• [Task instructions] How many of the lines below contain "kifinas"? Answer with that number alone.

• [The records]

########

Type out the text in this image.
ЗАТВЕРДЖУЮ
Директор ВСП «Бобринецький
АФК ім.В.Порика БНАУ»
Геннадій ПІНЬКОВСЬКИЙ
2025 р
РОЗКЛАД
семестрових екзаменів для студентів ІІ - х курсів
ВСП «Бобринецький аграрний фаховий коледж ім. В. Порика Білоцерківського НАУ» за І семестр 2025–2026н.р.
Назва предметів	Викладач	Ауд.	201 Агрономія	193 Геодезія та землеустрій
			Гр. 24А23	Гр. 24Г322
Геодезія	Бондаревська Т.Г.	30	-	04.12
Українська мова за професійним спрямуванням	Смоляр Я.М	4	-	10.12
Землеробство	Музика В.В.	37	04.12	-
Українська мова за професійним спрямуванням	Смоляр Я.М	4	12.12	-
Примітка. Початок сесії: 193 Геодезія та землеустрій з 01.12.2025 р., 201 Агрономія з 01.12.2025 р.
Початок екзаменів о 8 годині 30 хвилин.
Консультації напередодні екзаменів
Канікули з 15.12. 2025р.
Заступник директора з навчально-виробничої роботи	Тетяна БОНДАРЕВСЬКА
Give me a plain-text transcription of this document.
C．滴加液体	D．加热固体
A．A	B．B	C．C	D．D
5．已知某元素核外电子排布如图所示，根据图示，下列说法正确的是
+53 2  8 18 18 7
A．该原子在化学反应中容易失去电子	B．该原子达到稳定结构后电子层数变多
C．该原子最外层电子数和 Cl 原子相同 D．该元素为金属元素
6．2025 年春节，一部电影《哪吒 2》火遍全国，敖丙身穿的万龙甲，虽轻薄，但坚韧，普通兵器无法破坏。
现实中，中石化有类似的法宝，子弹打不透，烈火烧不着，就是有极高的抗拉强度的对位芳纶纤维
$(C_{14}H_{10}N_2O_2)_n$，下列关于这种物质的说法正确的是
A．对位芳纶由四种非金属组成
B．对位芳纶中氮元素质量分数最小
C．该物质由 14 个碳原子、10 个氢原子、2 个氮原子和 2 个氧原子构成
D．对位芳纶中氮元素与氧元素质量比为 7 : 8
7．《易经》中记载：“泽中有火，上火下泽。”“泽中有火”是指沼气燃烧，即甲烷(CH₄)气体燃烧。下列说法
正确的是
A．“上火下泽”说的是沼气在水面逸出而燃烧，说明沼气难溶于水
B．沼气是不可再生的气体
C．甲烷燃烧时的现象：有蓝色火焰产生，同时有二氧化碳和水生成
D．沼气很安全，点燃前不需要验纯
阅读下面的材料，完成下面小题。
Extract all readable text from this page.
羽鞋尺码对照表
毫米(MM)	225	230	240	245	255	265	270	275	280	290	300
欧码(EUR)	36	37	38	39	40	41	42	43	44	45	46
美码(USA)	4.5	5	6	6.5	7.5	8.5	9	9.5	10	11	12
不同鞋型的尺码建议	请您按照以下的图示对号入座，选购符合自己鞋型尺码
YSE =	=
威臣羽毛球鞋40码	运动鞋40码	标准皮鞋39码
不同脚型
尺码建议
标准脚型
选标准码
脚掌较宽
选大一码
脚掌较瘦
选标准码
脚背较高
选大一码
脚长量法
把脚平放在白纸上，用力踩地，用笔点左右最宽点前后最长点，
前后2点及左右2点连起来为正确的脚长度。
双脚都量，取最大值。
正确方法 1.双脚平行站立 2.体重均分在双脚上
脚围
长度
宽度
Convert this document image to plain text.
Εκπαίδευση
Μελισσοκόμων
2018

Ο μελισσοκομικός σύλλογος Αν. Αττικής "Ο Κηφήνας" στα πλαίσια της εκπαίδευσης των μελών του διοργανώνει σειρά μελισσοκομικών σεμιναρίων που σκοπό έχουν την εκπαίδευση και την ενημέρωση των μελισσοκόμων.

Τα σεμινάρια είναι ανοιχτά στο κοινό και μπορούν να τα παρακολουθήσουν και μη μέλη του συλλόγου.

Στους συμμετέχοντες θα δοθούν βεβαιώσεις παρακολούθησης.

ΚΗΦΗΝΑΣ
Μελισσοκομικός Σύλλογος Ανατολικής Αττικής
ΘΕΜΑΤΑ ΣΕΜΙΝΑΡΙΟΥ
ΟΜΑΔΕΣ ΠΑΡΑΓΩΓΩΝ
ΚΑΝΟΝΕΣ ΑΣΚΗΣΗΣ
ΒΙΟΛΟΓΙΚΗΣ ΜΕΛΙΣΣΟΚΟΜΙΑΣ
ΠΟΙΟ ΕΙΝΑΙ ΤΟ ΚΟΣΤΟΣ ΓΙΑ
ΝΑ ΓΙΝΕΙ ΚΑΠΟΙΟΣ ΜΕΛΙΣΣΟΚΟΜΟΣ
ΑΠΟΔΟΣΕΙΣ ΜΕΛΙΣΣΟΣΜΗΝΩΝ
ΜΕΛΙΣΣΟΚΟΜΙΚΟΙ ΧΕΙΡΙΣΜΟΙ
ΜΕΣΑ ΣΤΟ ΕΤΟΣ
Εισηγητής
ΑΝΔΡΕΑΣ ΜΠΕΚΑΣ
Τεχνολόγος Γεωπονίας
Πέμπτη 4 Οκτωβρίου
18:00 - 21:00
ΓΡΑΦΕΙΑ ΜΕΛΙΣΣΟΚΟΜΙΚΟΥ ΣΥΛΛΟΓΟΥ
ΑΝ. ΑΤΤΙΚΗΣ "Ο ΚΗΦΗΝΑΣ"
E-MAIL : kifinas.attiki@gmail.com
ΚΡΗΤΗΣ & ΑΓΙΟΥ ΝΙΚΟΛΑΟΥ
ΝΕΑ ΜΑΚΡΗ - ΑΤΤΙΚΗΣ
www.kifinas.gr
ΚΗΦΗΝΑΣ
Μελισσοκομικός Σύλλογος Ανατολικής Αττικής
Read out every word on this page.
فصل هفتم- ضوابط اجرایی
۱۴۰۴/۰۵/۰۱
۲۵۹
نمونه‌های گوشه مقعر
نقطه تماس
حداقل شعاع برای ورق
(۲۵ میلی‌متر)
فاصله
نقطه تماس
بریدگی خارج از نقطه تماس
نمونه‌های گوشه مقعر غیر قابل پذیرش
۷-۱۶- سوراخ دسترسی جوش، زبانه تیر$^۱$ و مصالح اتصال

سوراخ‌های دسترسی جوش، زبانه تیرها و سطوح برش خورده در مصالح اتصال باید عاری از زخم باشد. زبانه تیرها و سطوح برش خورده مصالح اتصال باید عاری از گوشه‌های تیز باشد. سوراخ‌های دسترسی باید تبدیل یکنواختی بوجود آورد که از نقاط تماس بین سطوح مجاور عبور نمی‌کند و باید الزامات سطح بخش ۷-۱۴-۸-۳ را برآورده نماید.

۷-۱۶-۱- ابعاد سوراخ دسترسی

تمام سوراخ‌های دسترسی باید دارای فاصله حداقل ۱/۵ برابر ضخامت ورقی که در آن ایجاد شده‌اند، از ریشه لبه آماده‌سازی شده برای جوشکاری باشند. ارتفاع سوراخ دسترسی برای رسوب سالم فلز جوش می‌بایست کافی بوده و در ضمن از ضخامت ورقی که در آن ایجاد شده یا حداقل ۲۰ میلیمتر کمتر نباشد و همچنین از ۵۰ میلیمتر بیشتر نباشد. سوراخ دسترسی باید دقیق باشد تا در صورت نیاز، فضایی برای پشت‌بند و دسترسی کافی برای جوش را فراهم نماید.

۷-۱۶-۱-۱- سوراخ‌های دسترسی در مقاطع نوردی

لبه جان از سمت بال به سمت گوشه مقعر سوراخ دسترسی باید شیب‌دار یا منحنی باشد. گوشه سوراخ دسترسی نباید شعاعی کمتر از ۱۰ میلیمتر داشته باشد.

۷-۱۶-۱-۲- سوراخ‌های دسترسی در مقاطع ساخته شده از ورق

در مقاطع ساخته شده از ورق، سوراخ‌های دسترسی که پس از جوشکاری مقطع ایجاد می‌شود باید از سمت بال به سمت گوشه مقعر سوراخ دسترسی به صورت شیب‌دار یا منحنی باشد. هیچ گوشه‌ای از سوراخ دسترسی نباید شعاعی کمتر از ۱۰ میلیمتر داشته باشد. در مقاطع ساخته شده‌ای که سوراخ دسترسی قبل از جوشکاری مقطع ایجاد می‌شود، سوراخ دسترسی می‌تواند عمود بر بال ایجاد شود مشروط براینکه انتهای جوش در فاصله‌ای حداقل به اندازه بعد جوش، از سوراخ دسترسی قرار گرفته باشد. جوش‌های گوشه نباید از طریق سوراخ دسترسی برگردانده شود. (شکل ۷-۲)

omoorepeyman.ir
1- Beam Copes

########

• [Solution] 2